■ Request: In the data, extract each line that holds the string "Container".

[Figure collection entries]
----
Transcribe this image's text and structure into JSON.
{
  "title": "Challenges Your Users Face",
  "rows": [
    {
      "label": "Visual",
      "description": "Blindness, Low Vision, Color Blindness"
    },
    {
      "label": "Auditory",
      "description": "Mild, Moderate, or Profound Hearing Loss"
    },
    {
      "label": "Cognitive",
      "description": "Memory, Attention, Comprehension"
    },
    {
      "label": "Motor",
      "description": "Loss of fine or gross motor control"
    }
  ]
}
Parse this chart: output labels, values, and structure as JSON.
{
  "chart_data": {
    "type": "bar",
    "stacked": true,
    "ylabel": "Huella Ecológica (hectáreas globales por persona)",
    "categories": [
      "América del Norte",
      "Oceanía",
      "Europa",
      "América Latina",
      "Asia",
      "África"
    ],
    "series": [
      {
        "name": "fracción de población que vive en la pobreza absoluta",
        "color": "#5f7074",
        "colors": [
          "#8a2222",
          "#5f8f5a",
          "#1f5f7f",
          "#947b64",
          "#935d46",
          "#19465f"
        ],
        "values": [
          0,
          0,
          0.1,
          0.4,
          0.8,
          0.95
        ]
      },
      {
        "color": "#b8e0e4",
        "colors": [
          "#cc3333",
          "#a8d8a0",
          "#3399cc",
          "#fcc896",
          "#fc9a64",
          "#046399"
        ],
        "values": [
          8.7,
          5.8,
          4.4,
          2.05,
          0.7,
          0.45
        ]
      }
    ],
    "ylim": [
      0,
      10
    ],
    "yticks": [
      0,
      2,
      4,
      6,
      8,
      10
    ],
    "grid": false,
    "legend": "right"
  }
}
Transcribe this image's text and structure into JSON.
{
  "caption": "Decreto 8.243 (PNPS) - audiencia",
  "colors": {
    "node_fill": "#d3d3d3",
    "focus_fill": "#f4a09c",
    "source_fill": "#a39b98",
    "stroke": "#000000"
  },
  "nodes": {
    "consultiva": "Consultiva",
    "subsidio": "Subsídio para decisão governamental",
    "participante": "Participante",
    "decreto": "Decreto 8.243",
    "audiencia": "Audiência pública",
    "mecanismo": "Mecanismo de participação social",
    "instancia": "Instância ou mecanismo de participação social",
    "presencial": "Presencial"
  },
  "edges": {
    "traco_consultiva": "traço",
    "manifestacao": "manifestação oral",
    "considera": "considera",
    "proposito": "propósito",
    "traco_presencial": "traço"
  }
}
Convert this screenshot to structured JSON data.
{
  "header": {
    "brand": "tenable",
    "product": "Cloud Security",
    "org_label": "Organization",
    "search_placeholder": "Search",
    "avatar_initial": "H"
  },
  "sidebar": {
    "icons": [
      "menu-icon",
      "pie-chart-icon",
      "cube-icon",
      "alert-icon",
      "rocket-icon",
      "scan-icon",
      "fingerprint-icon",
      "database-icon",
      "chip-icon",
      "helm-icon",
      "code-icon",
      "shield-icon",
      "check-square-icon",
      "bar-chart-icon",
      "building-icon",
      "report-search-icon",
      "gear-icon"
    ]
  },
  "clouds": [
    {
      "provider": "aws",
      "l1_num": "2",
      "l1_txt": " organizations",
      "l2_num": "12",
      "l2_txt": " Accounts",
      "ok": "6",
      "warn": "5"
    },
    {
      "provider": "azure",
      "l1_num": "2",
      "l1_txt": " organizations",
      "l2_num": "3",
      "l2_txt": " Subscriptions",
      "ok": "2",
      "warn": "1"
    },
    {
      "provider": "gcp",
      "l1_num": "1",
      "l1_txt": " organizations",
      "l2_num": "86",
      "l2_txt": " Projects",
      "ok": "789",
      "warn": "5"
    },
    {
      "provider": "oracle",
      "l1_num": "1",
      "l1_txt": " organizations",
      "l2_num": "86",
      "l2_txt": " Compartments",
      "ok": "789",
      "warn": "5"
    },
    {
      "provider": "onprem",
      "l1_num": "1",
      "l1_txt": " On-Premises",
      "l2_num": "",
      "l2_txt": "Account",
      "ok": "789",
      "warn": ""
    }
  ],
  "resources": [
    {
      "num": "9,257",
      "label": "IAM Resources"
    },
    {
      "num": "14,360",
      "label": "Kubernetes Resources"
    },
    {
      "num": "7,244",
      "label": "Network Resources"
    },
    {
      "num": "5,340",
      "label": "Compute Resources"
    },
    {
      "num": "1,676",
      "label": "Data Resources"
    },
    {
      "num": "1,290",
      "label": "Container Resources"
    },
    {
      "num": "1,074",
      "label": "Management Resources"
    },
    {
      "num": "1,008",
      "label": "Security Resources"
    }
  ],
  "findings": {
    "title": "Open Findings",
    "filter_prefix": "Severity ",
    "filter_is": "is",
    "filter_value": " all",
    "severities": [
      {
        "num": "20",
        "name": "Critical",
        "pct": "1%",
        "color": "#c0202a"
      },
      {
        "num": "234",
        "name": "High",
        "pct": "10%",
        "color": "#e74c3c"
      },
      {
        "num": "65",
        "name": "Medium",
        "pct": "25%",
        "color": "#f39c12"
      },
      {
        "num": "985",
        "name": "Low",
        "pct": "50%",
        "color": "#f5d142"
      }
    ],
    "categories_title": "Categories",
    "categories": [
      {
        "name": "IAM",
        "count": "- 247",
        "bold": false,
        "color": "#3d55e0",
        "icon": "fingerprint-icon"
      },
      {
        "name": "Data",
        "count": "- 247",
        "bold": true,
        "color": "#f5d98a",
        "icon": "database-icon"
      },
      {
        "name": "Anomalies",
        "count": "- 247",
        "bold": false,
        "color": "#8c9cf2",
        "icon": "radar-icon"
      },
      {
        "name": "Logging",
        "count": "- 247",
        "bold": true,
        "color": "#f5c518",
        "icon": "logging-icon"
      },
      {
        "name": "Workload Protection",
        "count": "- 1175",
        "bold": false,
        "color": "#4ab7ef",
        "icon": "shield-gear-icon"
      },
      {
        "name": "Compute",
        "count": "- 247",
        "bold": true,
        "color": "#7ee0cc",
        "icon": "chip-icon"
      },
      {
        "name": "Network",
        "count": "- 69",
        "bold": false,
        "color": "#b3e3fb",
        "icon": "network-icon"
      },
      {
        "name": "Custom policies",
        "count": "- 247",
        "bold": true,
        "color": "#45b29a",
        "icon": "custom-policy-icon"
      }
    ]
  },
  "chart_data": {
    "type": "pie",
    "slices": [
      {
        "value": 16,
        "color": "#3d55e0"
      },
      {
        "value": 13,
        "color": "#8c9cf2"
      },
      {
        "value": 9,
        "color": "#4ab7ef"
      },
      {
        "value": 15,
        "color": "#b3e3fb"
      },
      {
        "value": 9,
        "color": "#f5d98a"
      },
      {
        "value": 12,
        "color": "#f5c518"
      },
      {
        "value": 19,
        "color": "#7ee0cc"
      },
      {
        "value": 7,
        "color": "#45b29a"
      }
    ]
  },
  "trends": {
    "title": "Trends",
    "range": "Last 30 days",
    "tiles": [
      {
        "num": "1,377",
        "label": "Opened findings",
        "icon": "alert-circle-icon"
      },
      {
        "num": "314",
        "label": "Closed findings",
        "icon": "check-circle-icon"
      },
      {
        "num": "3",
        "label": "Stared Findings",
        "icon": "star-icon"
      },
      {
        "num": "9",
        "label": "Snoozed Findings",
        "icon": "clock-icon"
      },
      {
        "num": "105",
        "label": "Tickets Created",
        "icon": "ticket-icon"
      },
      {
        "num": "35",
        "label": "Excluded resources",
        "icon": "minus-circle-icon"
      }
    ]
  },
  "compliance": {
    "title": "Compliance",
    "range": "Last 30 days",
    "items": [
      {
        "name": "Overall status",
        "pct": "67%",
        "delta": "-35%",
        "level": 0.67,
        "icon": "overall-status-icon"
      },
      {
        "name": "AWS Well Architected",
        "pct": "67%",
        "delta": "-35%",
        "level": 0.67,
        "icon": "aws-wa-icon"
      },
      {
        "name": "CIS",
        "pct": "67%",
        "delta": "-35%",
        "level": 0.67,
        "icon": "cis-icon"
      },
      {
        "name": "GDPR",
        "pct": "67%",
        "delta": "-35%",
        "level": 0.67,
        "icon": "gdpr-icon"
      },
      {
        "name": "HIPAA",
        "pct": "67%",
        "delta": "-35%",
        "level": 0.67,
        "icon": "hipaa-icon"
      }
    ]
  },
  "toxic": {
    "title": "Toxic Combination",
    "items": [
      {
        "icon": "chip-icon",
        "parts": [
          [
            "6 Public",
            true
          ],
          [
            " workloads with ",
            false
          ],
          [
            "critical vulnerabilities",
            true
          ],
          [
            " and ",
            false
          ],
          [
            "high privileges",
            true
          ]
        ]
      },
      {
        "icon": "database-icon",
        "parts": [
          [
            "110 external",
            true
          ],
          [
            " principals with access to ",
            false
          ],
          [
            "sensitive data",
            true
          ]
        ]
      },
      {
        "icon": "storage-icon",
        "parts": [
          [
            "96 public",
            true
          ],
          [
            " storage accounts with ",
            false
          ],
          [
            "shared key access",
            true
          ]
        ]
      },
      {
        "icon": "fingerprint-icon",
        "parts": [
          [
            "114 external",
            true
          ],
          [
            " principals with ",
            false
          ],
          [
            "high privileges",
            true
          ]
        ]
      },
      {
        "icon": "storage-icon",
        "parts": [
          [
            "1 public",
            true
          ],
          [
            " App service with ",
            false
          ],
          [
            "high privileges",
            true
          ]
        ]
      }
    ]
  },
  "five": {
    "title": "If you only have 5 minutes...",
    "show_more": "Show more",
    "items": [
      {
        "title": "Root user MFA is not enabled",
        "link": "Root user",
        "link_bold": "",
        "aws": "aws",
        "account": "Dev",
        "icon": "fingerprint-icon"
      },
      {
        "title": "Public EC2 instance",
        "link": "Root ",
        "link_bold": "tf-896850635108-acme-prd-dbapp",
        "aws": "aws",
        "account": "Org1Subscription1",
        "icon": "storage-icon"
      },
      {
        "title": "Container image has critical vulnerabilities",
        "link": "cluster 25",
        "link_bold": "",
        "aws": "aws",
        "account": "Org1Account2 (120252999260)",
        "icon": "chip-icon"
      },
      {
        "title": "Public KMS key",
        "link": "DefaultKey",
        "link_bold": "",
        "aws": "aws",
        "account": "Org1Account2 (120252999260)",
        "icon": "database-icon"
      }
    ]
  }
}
----
■ Solution for this task:
      "label": "Container Resources"
        "title": "Container image has critical vulnerabilities",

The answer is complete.